> **Source data**:
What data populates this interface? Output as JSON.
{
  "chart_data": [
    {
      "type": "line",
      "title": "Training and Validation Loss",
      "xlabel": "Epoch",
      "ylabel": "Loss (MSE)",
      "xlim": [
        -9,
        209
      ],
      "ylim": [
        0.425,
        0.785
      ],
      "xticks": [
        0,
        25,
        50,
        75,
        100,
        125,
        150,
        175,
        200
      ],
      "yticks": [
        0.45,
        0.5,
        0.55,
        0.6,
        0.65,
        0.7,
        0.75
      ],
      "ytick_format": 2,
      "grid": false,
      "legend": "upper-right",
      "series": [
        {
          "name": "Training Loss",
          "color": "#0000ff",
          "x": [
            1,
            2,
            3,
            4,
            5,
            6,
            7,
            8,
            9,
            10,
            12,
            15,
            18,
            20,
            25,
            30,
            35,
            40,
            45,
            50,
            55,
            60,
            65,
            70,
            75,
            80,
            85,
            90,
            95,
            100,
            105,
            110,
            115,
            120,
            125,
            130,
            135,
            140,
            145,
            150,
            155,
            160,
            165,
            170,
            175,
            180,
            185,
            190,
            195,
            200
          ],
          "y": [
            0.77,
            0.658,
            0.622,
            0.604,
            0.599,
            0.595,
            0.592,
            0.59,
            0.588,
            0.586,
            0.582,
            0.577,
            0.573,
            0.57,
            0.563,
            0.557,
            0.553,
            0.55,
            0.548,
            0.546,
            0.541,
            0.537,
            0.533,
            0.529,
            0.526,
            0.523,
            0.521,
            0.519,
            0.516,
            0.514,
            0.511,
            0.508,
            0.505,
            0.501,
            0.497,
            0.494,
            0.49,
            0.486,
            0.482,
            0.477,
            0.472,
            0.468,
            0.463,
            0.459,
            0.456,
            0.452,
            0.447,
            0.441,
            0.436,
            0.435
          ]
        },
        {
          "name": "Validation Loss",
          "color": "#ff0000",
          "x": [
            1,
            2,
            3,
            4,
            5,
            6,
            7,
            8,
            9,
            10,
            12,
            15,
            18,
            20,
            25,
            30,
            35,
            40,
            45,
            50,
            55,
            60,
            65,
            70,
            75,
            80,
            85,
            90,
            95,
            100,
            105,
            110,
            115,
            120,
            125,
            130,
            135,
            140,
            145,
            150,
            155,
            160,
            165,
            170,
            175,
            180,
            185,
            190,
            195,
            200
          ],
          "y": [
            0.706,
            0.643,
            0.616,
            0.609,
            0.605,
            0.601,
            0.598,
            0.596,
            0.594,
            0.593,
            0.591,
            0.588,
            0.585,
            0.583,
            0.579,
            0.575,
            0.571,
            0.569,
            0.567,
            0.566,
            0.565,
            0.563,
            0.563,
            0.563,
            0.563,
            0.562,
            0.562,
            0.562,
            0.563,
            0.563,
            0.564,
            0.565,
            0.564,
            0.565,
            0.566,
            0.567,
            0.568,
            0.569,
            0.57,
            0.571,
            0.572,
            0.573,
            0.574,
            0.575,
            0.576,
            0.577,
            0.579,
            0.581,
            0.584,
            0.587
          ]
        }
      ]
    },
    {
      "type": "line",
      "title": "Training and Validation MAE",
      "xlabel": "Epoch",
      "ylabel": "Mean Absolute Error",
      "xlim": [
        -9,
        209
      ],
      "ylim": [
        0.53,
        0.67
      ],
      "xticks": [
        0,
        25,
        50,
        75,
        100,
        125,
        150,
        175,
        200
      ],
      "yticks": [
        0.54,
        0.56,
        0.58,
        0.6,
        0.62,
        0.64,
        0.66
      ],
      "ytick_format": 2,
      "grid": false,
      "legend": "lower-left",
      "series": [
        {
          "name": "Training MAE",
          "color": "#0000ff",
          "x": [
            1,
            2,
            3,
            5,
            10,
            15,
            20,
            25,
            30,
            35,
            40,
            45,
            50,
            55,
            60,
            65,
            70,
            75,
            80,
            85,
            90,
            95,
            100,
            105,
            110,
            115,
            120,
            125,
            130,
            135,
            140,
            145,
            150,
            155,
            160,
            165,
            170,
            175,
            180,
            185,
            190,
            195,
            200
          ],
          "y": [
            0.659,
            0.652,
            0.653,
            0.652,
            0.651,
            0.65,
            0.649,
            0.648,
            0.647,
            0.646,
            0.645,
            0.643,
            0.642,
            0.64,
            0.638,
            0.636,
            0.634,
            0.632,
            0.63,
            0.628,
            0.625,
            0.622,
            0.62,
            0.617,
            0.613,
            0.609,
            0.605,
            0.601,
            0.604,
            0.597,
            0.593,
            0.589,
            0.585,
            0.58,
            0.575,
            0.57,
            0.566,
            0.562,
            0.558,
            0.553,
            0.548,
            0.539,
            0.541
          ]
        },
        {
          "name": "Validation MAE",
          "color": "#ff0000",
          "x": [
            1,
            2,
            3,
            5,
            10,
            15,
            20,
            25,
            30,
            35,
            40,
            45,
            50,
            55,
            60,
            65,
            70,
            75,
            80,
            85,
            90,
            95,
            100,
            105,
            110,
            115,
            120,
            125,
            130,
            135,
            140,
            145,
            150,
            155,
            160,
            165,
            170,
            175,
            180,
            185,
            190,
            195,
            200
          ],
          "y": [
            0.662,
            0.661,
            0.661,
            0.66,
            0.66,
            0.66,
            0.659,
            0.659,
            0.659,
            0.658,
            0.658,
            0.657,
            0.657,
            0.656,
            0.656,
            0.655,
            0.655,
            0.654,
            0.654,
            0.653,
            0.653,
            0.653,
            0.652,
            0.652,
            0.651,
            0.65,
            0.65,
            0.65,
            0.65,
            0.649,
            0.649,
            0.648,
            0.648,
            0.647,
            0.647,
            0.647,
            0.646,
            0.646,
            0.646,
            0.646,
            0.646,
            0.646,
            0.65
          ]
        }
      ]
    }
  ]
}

> **What the exercise asks**:
Pick out each line in the material containing "Training".

> **Task solution**:
      "title": "Training and Validation Loss",
          "name": "Training Loss",
      "title": "Training and Validation MAE",
          "name": "Training MAE",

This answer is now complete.